Exercise —
List each line of the data in which the string "page" appears.

#### Material for this exercise

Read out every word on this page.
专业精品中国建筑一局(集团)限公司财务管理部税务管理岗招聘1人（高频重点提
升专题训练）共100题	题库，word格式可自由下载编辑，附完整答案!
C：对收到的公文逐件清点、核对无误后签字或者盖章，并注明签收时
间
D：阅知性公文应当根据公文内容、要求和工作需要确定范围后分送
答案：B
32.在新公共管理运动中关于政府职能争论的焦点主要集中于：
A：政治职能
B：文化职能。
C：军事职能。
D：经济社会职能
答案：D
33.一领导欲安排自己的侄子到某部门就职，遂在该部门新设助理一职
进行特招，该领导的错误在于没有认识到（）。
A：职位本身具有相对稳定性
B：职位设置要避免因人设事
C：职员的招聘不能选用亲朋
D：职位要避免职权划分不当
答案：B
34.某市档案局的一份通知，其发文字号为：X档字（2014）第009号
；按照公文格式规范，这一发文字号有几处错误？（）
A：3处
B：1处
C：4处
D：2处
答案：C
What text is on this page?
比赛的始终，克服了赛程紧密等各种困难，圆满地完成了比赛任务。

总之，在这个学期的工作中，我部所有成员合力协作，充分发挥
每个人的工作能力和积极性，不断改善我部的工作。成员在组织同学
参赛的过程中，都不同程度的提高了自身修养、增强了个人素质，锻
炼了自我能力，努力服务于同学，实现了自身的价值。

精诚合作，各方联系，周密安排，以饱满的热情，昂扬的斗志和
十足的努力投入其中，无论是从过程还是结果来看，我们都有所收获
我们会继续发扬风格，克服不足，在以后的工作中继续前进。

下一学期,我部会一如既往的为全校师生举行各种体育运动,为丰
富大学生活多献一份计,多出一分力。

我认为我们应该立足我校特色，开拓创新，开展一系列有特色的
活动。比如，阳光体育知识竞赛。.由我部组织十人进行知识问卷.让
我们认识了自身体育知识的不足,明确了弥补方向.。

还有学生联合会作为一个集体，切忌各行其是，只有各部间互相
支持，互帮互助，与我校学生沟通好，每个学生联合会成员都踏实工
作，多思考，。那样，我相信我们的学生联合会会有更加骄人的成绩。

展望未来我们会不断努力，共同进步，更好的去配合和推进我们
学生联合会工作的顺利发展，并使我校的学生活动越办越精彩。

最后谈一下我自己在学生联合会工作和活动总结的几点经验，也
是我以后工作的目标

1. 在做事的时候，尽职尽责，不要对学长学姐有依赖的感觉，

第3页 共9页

########

Expected output —
Read out every word on this page.
What text is on this page?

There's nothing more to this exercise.